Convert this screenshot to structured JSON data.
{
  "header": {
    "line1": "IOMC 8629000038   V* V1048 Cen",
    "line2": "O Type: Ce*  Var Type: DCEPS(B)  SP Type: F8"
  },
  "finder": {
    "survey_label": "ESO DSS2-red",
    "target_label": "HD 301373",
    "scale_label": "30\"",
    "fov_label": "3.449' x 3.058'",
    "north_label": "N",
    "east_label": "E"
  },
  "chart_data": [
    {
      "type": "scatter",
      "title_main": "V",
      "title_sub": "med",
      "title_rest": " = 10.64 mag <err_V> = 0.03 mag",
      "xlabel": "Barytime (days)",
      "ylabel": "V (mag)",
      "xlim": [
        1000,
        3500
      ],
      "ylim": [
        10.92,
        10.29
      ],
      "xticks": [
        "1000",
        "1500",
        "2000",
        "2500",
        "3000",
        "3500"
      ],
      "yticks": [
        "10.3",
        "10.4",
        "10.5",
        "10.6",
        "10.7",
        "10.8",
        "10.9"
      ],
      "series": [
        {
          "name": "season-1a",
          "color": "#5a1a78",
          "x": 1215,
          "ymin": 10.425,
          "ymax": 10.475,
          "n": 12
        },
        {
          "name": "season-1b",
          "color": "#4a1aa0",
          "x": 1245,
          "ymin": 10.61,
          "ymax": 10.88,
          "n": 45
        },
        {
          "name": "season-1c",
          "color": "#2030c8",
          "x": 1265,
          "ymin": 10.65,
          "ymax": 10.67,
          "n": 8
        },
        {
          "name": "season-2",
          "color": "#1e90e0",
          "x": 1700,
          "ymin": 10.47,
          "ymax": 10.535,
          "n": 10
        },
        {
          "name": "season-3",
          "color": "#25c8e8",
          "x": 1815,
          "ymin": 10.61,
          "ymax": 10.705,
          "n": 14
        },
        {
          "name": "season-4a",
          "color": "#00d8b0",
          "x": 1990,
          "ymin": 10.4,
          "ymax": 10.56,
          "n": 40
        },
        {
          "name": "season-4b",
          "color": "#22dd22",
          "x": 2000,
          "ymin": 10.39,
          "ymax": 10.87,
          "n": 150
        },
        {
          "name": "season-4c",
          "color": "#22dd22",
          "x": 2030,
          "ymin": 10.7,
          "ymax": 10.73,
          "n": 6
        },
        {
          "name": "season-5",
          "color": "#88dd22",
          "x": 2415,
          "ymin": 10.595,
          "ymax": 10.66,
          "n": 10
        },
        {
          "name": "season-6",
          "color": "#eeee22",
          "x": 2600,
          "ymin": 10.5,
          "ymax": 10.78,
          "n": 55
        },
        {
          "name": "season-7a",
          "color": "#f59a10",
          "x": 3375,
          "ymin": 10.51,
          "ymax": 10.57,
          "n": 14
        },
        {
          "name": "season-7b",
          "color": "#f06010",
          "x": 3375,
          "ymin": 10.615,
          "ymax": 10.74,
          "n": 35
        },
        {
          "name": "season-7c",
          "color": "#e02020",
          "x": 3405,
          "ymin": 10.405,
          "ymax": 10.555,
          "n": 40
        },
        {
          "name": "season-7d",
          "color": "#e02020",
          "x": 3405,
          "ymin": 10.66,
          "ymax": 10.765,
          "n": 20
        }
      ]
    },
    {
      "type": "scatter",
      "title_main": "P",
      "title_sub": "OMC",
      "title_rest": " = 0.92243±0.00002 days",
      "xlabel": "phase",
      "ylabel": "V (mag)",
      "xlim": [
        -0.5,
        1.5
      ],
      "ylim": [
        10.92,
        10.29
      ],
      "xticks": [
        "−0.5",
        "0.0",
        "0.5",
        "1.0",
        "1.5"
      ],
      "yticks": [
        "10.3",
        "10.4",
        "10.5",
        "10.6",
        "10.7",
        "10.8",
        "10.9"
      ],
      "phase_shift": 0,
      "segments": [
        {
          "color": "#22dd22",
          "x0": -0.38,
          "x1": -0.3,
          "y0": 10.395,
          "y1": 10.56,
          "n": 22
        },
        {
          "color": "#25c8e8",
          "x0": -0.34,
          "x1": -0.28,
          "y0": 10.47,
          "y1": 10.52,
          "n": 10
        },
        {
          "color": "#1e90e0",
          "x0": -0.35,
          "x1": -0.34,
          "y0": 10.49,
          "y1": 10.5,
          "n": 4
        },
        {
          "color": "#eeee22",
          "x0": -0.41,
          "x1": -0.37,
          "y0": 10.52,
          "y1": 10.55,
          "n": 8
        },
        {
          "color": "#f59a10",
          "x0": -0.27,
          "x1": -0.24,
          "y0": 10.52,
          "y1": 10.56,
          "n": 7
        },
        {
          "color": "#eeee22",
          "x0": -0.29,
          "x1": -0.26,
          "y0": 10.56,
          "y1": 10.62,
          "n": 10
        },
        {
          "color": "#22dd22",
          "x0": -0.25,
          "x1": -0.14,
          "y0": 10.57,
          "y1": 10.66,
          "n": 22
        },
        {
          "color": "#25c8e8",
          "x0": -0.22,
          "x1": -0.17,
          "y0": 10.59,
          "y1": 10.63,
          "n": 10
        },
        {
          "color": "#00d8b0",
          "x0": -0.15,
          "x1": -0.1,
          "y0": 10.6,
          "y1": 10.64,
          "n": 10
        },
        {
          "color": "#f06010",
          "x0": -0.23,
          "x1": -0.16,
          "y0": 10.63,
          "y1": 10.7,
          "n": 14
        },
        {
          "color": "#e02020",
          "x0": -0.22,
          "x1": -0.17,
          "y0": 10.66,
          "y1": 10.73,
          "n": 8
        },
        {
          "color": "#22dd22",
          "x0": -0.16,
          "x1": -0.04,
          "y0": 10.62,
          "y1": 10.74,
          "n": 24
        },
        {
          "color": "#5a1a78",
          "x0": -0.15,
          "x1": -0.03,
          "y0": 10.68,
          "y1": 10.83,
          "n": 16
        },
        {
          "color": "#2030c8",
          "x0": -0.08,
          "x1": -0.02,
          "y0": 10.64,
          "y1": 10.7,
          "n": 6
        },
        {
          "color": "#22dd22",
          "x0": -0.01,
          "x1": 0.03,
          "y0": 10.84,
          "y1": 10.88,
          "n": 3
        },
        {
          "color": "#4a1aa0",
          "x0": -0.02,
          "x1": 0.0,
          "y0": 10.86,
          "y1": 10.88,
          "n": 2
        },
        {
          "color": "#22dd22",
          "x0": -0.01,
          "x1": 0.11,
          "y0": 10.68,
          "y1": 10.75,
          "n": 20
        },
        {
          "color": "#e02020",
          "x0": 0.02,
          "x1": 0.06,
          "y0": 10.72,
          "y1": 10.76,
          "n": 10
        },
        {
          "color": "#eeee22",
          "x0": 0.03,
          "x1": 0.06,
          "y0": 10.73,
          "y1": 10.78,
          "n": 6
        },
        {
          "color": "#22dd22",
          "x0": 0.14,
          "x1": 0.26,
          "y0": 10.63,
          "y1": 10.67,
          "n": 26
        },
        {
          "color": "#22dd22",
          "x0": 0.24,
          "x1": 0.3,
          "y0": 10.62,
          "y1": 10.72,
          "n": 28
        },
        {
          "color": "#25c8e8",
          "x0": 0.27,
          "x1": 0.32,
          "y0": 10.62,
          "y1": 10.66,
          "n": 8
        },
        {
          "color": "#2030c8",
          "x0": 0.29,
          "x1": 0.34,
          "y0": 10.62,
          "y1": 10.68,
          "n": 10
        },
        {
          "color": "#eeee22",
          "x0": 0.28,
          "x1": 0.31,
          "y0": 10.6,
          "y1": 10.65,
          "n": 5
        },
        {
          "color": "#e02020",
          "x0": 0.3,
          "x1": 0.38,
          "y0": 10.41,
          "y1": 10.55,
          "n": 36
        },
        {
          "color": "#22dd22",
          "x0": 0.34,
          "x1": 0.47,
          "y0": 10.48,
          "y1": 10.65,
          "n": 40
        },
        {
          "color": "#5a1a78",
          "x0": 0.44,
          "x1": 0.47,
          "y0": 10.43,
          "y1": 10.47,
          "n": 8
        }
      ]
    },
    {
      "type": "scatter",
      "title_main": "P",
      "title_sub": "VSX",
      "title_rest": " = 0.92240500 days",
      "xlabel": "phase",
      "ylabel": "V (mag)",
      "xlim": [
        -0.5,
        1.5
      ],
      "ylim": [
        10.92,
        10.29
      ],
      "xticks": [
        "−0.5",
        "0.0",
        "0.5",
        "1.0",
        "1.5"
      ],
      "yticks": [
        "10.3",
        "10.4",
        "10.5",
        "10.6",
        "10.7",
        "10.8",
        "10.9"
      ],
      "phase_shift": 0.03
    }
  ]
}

-- -- --

▶ _PROBLEM DETAILS_
Look through the entries above; copy every line holding the string "days".

▶ _RESULT BELOW_
      "xlabel": "Barytime (days)",
      "title_rest": " = 0.92243±0.00002 days",
      "title_rest": " = 0.92240500 days",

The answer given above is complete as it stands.